**AIM:**
Return each line of the listing below, unchanged, and omit the images.

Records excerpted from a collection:
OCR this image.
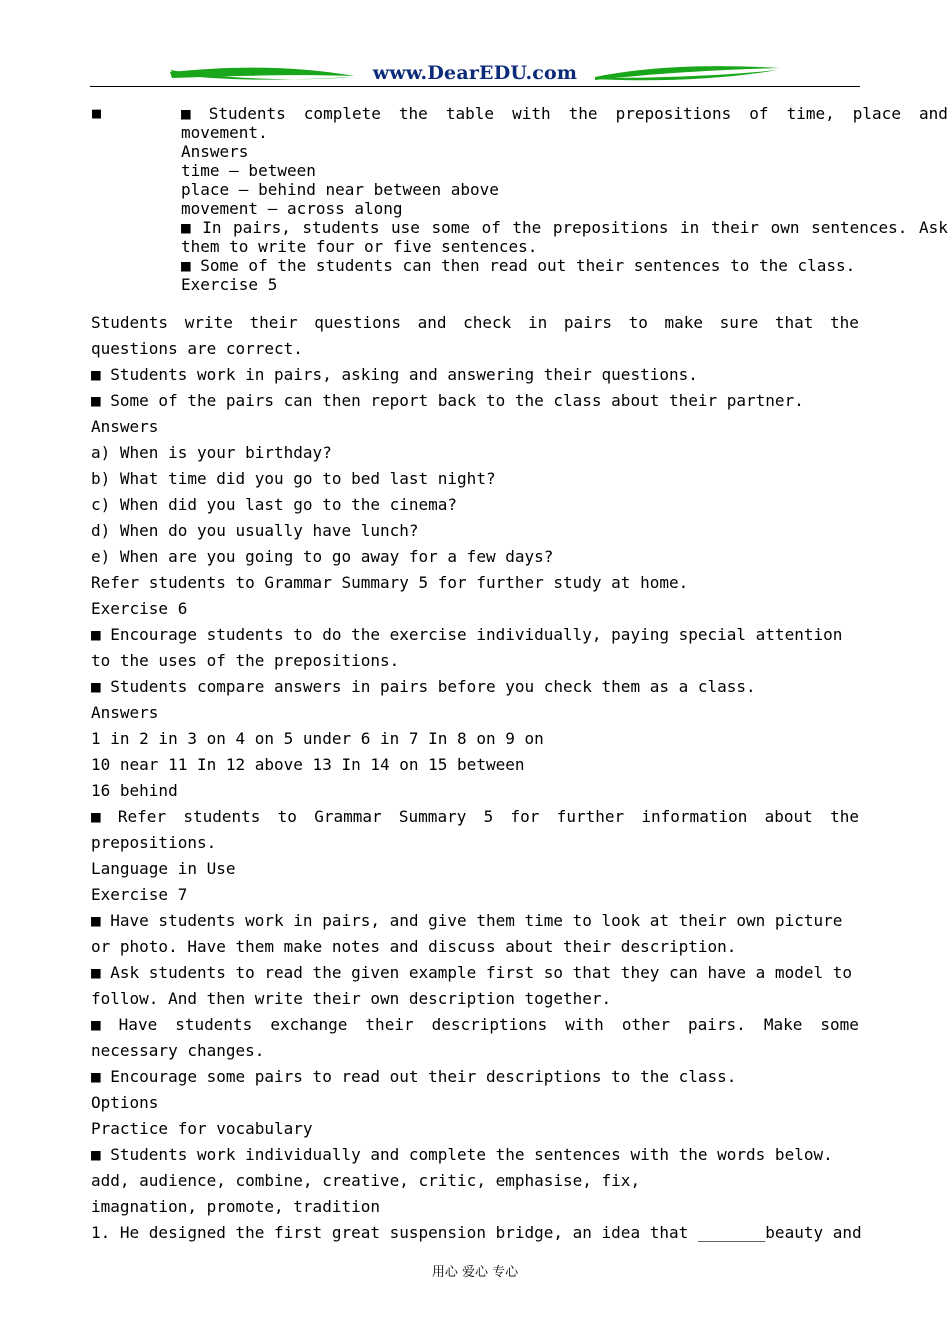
www.DearEDU.com
■	■ Students complete the table with the prepositions of time, place and
movement.
Answers
time – between
place – behind near between above
movement – across along
■ In pairs, students use some of the prepositions in their own sentences. Ask
them to write four or five sentences.
■ Some of the students can then read out their sentences to the class.
Exercise 5
Students write their questions and check in pairs to make sure that the
questions are correct.
■ Students work in pairs, asking and answering their questions.
■ Some of the pairs can then report back to the class about their partner.
Answers
a) When is your birthday?
b) What time did you go to bed last night?
c) When did you last go to the cinema?
d) When do you usually have lunch?
e) When are you going to go away for a few days?
Refer students to Grammar Summary 5 for further study at home.
Exercise 6
■ Encourage students to do the exercise individually, paying special attention
to the uses of the prepositions.
■ Students compare answers in pairs before you check them as a class.
Answers
1 in 2 in 3 on 4 on 5 under 6 in 7 In 8 on 9 on
10 near 11 In 12 above 13 In 14 on 15 between
16 behind
■ Refer students to Grammar Summary 5 for further information about the
prepositions.
Language in Use
Exercise 7
■ Have students work in pairs, and give them time to look at their own picture
or photo. Have them make notes and discuss about their description.
■ Ask students to read the given example first so that they can have a model to
follow. And then write their own description together.
■ Have students exchange their descriptions with other pairs. Make some
necessary changes.
■ Encourage some pairs to read out their descriptions to the class.
Options
Practice for vocabulary
■ Students work individually and complete the sentences with the words below.
add, audience, combine, creative, critic, emphasise, fix,
imagnation, promote, tradition
1. He designed the first great suspension bridge, an idea that _______beauty and
用心 爱心 专心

**THE ANSWER:**
OCR this image.
www.DearEDU.com
■	■ Students complete the table with the prepositions of time, place and
movement.
Answers
time – between
place – behind near between above
movement – across along
■ In pairs, students use some of the prepositions in their own sentences. Ask
them to write four or five sentences.
■ Some of the students can then read out their sentences to the class.
Exercise 5
Students write their questions and check in pairs to make sure that the
questions are correct.
■ Students work in pairs, asking and answering their questions.
■ Some of the pairs can then report back to the class about their partner.
Answers
a) When is your birthday?
b) What time did you go to bed last night?
c) When did you last go to the cinema?
d) When do you usually have lunch?
e) When are you going to go away for a few days?
Refer students to Grammar Summary 5 for further study at home.
Exercise 6
■ Encourage students to do the exercise individually, paying special attention
to the uses of the prepositions.
■ Students compare answers in pairs before you check them as a class.
Answers
1 in 2 in 3 on 4 on 5 under 6 in 7 In 8 on 9 on
10 near 11 In 12 above 13 In 14 on 15 between
16 behind
■ Refer students to Grammar Summary 5 for further information about the
prepositions.
Language in Use
Exercise 7
■ Have students work in pairs, and give them time to look at their own picture
or photo. Have them make notes and discuss about their description.
■ Ask students to read the given example first so that they can have a model to
follow. And then write their own description together.
■ Have students exchange their descriptions with other pairs. Make some
necessary changes.
■ Encourage some pairs to read out their descriptions to the class.
Options
Practice for vocabulary
■ Students work individually and complete the sentences with the words below.
add, audience, combine, creative, critic, emphasise, fix,
imagnation, promote, tradition
1. He designed the first great suspension bridge, an idea that _______beauty and
用心 爱心 专心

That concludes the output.